%%
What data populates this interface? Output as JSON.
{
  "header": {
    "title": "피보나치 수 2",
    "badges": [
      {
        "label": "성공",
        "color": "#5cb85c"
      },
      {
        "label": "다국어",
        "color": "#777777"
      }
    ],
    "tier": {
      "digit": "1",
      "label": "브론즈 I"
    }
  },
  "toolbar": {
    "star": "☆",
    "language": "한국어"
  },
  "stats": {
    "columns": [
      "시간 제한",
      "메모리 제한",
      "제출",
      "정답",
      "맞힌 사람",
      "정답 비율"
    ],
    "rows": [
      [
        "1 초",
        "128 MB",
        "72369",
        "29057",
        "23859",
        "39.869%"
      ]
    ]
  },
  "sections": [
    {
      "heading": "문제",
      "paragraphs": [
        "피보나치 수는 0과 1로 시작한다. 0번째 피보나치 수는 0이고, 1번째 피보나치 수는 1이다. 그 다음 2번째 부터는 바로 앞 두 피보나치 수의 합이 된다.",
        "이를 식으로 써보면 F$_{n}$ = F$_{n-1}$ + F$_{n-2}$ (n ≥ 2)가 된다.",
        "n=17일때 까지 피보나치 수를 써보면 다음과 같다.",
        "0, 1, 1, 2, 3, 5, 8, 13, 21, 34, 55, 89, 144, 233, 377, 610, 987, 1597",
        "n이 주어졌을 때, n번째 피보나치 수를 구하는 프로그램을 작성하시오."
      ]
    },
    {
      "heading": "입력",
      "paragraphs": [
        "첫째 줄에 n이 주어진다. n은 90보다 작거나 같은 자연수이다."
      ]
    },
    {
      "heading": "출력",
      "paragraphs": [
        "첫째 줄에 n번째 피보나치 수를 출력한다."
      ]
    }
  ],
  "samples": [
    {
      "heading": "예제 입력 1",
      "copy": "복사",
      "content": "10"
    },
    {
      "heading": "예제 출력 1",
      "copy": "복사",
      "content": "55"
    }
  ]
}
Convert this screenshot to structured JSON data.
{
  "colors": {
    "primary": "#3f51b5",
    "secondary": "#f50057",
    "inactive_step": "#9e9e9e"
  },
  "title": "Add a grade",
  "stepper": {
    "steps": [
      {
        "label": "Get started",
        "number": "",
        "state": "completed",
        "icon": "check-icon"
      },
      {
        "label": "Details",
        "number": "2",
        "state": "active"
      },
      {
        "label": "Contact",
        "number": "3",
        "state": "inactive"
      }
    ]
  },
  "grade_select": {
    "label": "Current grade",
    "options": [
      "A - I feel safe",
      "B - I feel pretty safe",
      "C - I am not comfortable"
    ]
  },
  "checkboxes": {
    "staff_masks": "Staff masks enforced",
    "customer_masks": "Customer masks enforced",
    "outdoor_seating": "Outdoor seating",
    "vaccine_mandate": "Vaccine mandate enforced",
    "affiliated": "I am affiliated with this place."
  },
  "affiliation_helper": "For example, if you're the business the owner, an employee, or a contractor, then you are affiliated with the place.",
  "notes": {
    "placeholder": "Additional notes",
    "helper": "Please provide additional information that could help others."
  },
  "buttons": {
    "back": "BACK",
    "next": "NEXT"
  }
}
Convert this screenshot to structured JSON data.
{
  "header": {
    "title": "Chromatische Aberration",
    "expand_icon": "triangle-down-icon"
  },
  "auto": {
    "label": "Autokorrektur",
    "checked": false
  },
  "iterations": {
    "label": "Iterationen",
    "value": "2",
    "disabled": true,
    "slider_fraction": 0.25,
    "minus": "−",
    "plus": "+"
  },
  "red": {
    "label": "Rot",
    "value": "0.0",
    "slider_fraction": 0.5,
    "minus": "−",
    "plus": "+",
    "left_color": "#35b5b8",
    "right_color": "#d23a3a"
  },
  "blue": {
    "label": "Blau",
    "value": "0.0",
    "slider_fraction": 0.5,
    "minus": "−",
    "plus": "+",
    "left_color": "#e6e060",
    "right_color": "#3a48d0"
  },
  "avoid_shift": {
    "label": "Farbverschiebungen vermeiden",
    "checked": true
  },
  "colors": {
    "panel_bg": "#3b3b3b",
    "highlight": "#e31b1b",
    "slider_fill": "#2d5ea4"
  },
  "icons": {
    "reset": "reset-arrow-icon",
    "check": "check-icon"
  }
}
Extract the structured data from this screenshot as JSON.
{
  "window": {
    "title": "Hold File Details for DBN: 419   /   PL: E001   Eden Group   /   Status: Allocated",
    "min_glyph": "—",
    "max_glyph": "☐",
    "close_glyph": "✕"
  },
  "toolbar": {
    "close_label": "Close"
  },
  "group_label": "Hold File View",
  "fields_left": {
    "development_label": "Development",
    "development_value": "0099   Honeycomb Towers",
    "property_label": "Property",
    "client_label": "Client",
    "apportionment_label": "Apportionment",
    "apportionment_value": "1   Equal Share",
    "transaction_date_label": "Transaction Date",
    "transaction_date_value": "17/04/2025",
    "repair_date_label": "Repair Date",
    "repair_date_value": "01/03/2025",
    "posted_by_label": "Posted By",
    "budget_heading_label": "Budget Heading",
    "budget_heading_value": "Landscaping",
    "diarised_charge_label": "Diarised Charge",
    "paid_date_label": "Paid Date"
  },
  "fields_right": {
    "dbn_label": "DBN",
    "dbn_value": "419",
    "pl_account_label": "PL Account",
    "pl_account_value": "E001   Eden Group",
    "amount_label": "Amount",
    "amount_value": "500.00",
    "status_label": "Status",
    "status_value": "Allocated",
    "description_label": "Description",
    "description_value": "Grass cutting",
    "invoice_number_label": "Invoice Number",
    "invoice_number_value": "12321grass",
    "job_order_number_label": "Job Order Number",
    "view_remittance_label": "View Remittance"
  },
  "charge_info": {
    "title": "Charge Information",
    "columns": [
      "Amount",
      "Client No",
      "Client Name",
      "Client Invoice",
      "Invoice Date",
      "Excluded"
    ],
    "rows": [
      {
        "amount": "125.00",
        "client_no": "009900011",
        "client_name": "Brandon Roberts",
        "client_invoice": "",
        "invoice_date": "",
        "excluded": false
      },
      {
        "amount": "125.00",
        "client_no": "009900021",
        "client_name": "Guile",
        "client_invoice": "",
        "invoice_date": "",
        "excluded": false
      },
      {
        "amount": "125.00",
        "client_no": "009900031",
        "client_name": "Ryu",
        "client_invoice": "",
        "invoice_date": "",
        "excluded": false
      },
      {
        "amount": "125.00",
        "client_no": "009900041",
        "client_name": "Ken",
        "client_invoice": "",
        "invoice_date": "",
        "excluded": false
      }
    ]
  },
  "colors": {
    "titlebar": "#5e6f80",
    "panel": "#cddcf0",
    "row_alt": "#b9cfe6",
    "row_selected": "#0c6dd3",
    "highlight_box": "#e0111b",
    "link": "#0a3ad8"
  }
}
%%
%%
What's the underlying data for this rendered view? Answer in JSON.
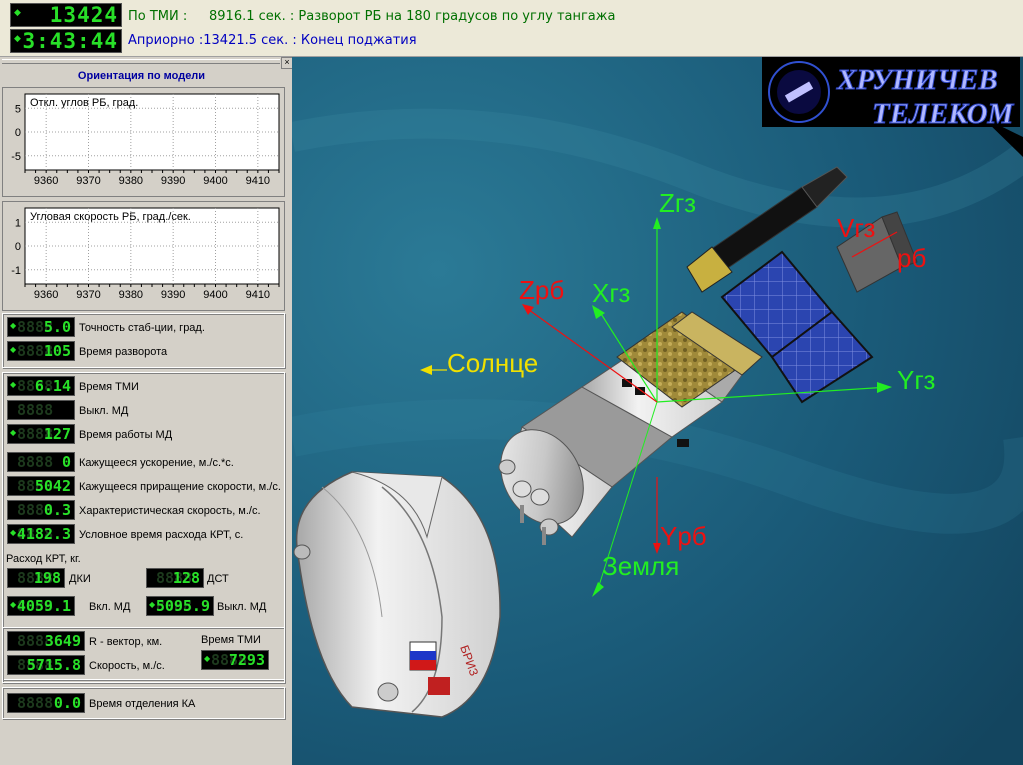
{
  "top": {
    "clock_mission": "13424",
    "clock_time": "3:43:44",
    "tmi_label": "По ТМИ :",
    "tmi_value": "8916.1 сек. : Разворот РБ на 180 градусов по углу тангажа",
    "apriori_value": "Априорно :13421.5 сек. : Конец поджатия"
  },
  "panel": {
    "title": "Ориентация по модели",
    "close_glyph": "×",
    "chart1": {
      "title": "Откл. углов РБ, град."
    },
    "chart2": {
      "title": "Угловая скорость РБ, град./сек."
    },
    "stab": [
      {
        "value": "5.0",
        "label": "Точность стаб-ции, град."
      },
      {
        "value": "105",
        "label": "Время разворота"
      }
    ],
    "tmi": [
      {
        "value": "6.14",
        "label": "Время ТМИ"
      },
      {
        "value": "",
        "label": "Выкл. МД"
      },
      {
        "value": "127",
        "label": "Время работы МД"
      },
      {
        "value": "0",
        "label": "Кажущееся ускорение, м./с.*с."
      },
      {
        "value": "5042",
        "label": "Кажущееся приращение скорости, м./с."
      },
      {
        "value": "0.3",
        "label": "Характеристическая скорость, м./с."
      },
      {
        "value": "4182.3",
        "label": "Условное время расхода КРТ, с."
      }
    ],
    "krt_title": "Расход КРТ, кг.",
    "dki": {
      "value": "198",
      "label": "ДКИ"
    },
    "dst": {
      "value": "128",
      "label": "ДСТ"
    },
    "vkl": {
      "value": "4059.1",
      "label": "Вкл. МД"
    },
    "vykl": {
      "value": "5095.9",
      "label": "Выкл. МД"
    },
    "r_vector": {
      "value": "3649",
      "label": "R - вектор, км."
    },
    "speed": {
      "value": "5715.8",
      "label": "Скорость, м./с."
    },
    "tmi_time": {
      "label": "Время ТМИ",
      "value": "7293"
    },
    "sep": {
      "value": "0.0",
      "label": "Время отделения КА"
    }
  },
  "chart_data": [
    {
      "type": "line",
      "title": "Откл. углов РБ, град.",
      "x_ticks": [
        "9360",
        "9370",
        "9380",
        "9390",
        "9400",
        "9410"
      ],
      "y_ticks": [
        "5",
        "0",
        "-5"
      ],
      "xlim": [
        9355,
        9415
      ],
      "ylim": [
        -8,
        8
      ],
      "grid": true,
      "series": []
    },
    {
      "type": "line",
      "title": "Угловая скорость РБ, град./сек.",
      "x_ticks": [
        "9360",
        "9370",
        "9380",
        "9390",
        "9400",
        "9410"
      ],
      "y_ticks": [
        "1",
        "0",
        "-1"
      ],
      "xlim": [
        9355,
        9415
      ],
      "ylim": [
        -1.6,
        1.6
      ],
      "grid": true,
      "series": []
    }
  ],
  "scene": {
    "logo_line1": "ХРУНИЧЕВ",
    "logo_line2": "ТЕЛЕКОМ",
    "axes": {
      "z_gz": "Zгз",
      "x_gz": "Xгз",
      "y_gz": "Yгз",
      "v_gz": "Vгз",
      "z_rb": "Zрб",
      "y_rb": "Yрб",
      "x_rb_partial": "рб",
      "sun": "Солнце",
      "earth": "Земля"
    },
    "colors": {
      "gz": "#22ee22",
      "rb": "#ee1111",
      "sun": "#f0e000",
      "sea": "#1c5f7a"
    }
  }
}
%%
Look through the data above. Each line containing the word "Details" needs to be copied.

        "label": "Details",
    "title": "Hold File Details for DBN: 419   /   PL: E001   Eden Group   /   Status: Allocated",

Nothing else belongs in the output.